### LISTING

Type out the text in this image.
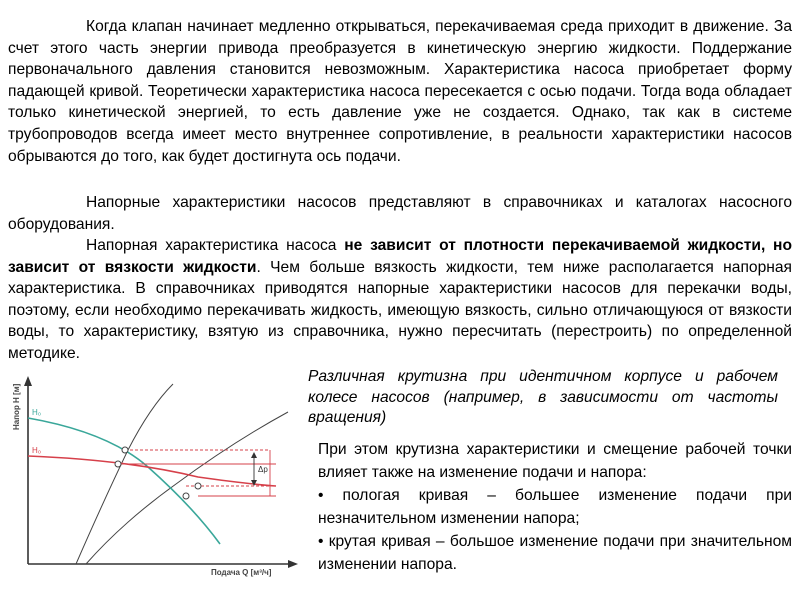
Когда клапан начинает медленно открываться, перекачиваемая среда приходит в движение. За счет этого часть энергии привода преобразуется в кинетическую энергию жидкости. Поддержание первоначального давления становится невозможным. Характеристика насоса приобретает форму падающей кривой. Теоретически характеристика насоса пересекается с осью подачи. Тогда вода обладает только кинетической энергией, то есть давление уже не создается. Однако, так как в системе трубопроводов всегда имеет место внутреннее сопротивление, в реальности характеристики насосов обрываются до того, как будет достигнута ось подачи.

Напорные характеристики насосов представляют в справочниках и каталогах насосного оборудования.

Напорная характеристика насоса не зависит от плотности перекачиваемой жидкости, но зависит от вязкости жидкости. Чем больше вязкость жидкости, тем ниже располагается напорная характеристика. В справочниках приводятся напорные характеристики насосов для перекачки воды, поэтому, если необходимо перекачивать жидкость, имеющую вязкость, сильно отличающуюся от вязкости воды, то характеристику, взятую из справочника, нужно пересчитать (перестроить) по определенной методике.

Напор H [м]
Подача Q [м³/ч]
H₀
H₀
Δp

Различная крутизна при идентичном корпусе и рабочем колесе насосов (например, в зависимости от частоты вращения)

При этом крутизна характеристики и смещение рабочей точки влияет также на изменение подачи и напора:

• пологая кривая – большее изменение подачи при незначительном изменении напора;

• крутая кривая – большое изменение подачи при значительном изменении напора.
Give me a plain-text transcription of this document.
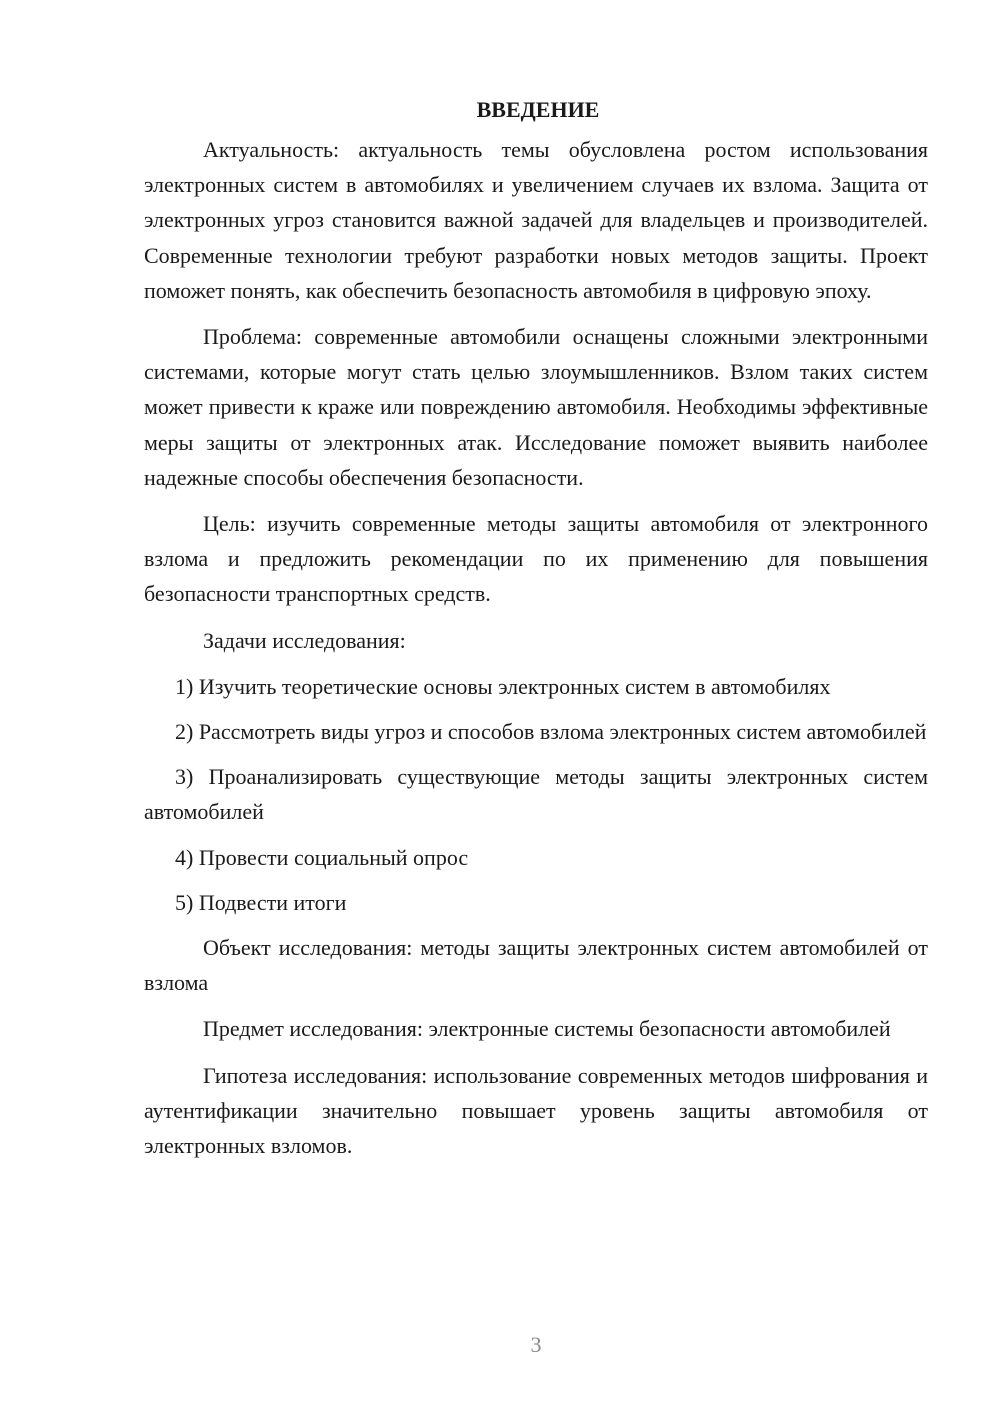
ВВЕДЕНИЕ

Актуальность: актуальность темы обусловлена ростом использования электронных систем в автомобилях и увеличением случаев их взлома. Защита от электронных угроз становится важной задачей для владельцев и производителей. Современные технологии требуют разработки новых методов защиты. Проект поможет понять, как обеспечить безопасность автомобиля в цифровую эпоху.

Проблема: современные автомобили оснащены сложными электронными системами, которые могут стать целью злоумышленников. Взлом таких систем может привести к краже или повреждению автомобиля. Необходимы эффективные меры защиты от электронных атак. Исследование поможет выявить наиболее надежные способы обеспечения безопасности.

Цель: изучить современные методы защиты автомобиля от электронного взлома и предложить рекомендации по их применению для повышения безопасности транспортных средств.

Задачи исследования:

1) Изучить теоретические основы электронных систем в автомобилях

2) Рассмотреть виды угроз и способов взлома электронных систем автомобилей

3) Проанализировать существующие методы защиты электронных систем автомобилей

4) Провести социальный опрос

5) Подвести итоги

Объект исследования: методы защиты электронных систем автомобилей от взлома

Предмет исследования: электронные системы безопасности автомобилей

Гипотеза исследования: использование современных методов шифрования и аутентификации значительно повышает уровень защиты автомобиля от электронных взломов.

3
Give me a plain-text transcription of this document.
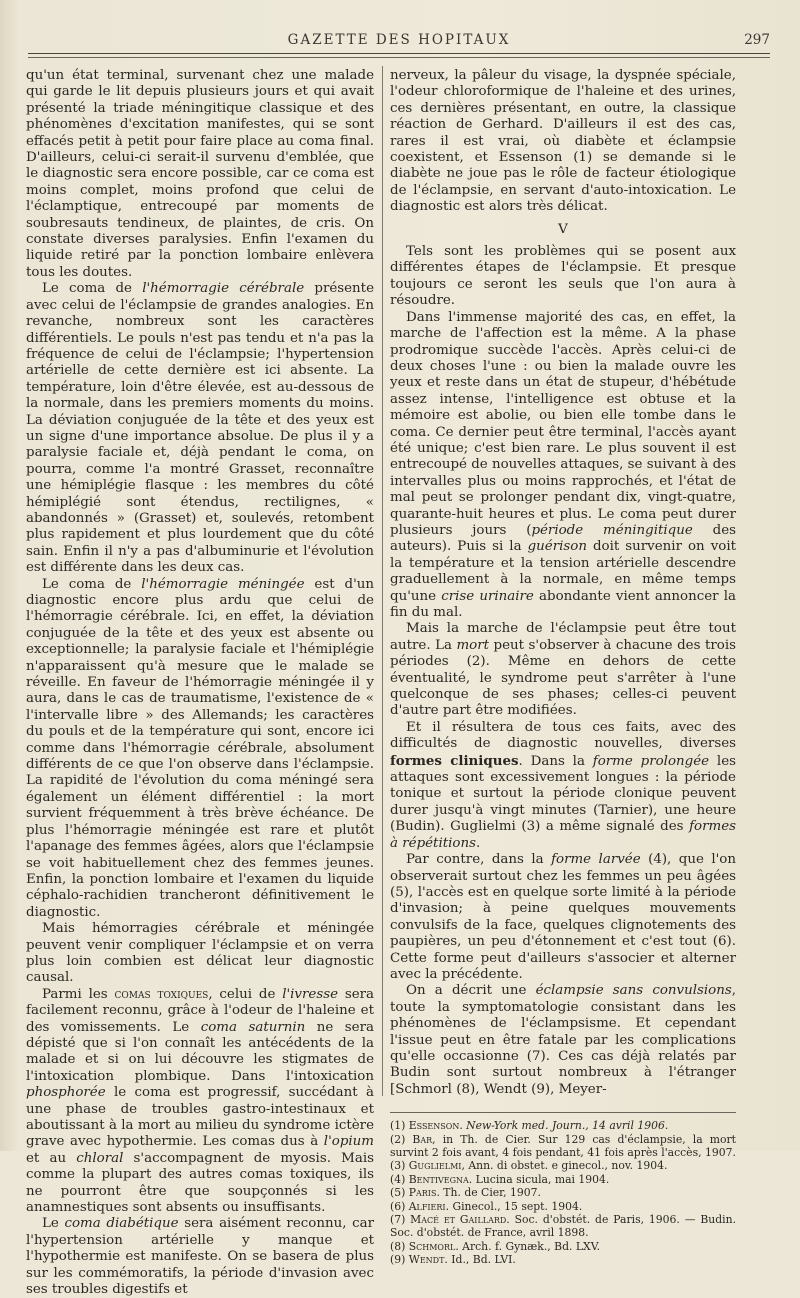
GAZETTE DES HOPITAUX	297

qu'un état terminal, survenant chez une malade qui garde le lit depuis plusieurs jours et qui avait présenté la triade méningitique classique et des phénomènes d'excitation manifestes, qui se sont effacés petit à petit pour faire place au coma final. D'ailleurs, celui-ci serait-il survenu d'emblée, que le diagnostic sera encore possible, car ce coma est moins complet, moins profond que celui de l'éclamptique, entrecoupé par moments de soubresauts tendineux, de plaintes, de cris. On constate diverses paralysies. Enfin l'examen du liquide retiré par la ponction lombaire enlèvera tous les doutes.

Le coma de l'hémorragie cérébrale présente avec celui de l'éclampsie de grandes analogies. En revanche, nombreux sont les caractères différentiels. Le pouls n'est pas tendu et n'a pas la fréquence de celui de l'éclampsie; l'hypertension artérielle de cette dernière est ici absente. La température, loin d'être élevée, est au-dessous de la normale, dans les premiers moments du moins. La déviation conjuguée de la tête et des yeux est un signe d'une importance absolue. De plus il y a paralysie faciale et, déjà pendant le coma, on pourra, comme l'a montré Grasset, reconnaître une hémiplégie flasque : les membres du côté hémiplégié sont étendus, rectilignes, « abandonnés » (Grasset) et, soulevés, retombent plus rapidement et plus lourdement que du côté sain. Enfin il n'y a pas d'albuminurie et l'évolution est différente dans les deux cas.

Le coma de l'hémorragie méningée est d'un diagnostic encore plus ardu que celui de l'hémorragie cérébrale. Ici, en effet, la déviation conjuguée de la tête et des yeux est absente ou exceptionnelle; la paralysie faciale et l'hémiplégie n'apparaissent qu'à mesure que le malade se réveille. En faveur de l'hémorragie méningée il y aura, dans le cas de traumatisme, l'existence de « l'intervalle libre » des Allemands; les caractères du pouls et de la température qui sont, encore ici comme dans l'hémorragie cérébrale, absolument différents de ce que l'on observe dans l'éclampsie. La rapidité de l'évolution du coma méningé sera également un élément différentiel : la mort survient fréquemment à très brève échéance. De plus l'hémorragie méningée est rare et plutôt l'apanage des femmes âgées, alors que l'éclampsie se voit habituellement chez des femmes jeunes. Enfin, la ponction lombaire et l'examen du liquide céphalo-rachidien trancheront définitivement le diagnostic.

Mais hémorragies cérébrale et méningée peuvent venir compliquer l'éclampsie et on verra plus loin combien est délicat leur diagnostic causal.

Parmi les comas toxiques, celui de l'ivresse sera facilement reconnu, grâce à l'odeur de l'haleine et des vomissements. Le coma saturnin ne sera dépisté que si l'on connaît les antécédents de la malade et si on lui découvre les stigmates de l'intoxication plombique. Dans l'intoxication phosphorée le coma est progressif, succédant à une phase de troubles gastro-intestinaux et aboutissant à la mort au milieu du syndrome ictère grave avec hypothermie. Les comas dus à l'opium et au chloral s'accompagnent de myosis. Mais comme la plupart des autres comas toxiques, ils ne pourront être que soupçonnés si les anamnestiques sont absents ou insuffisants.

Le coma diabétique sera aisément reconnu, car l'hypertension artérielle y manque et l'hypothermie est manifeste. On se basera de plus sur les commémoratifs, la période d'invasion avec ses troubles digestifs et

nerveux, la pâleur du visage, la dyspnée spéciale, l'odeur chloroformique de l'haleine et des urines, ces dernières présentant, en outre, la classique réaction de Gerhard. D'ailleurs il est des cas, rares il est vrai, où diabète et éclampsie coexistent, et Essenson (1) se demande si le diabète ne joue pas le rôle de facteur étiologique de l'éclampsie, en servant d'auto-intoxication. Le diagnostic est alors très délicat.

V

Tels sont les problèmes qui se posent aux différentes étapes de l'éclampsie. Et presque toujours ce seront les seuls que l'on aura à résoudre.

Dans l'immense majorité des cas, en effet, la marche de l'affection est la même. A la phase prodromique succède l'accès. Après celui-ci de deux choses l'une : ou bien la malade ouvre les yeux et reste dans un état de stupeur, d'hébétude assez intense, l'intelligence est obtuse et la mémoire est abolie, ou bien elle tombe dans le coma. Ce dernier peut être terminal, l'accès ayant été unique; c'est bien rare. Le plus souvent il est entrecoupé de nouvelles attaques, se suivant à des intervalles plus ou moins rapprochés, et l'état de mal peut se prolonger pendant dix, vingt-quatre, quarante-huit heures et plus. Le coma peut durer plusieurs jours (période méningitique des auteurs). Puis si la guérison doit survenir on voit la température et la tension artérielle descendre graduellement à la normale, en même temps qu'une crise urinaire abondante vient annoncer la fin du mal.

Mais la marche de l'éclampsie peut être tout autre. La mort peut s'observer à chacune des trois périodes (2). Même en dehors de cette éventualité, le syndrome peut s'arrêter à l'une quelconque de ses phases; celles-ci peuvent d'autre part être modifiées.

Et il résultera de tous ces faits, avec des difficultés de diagnostic nouvelles, diverses formes cliniques. Dans la forme prolongée les attaques sont excessivement longues : la période tonique et surtout la période clonique peuvent durer jusqu'à vingt minutes (Tarnier), une heure (Budin). Guglielmi (3) a même signalé des formes à répétitions.

Par contre, dans la forme larvée (4), que l'on observerait surtout chez les femmes un peu âgées (5), l'accès est en quelque sorte limité à la période d'invasion; à peine quelques mouvements convulsifs de la face, quelques clignotements des paupières, un peu d'étonnement et c'est tout (6). Cette forme peut d'ailleurs s'associer et alterner avec la précédente.

On a décrit une éclampsie sans convulsions, toute la symptomatologie consistant dans les phénomènes de l'éclampsisme. Et cependant l'issue peut en être fatale par les complications qu'elle occasionne (7). Ces cas déjà relatés par Budin sont surtout nombreux à l'étranger [Schmorl (8), Wendt (9), Meyer-

(1) Essenson. New-York med. Journ., 14 avril 1906.
(2) Bar, in Th. de Cier. Sur 129 cas d'éclampsie, la mort survint 2 fois avant, 4 fois pendant, 41 fois après l'accès, 1907.
(3) Guglielmi, Ann. di obstet. e ginecol., nov. 1904.
(4) Bentivegna. Lucina sicula, mai 1904.
(5) Paris. Th. de Cier, 1907.
(6) Alfieri. Ginecol., 15 sept. 1904.
(7) Macé et Gaillard. Soc. d'obstét. de Paris, 1906. — Budin. Soc. d'obstét. de France, avril 1898.
(8) Schmorl. Arch. f. Gynæk., Bd. LXV.
(9) Wendt. Id., Bd. LVI.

######

- [SHORT TASK]: Every line holding "Essenson" should be copied out.

- [ANSWER FOR THIS EXERCISE]:
nerveux, la pâleur du visage, la dyspnée spéciale, l'odeur chloroformique de l'haleine et des urines, ces dernières présentant, en outre, la classique réaction de Gerhard. D'ailleurs il est des cas, rares il est vrai, où diabète et éclampsie coexistent, et Essenson (1) se demande si le diabète ne joue pas le rôle de facteur étiologique de l'éclampsie, en servant d'auto-intoxication. Le diagnostic est alors très délicat.
(1) Essenson. New-York med. Journ., 14 avril 1906.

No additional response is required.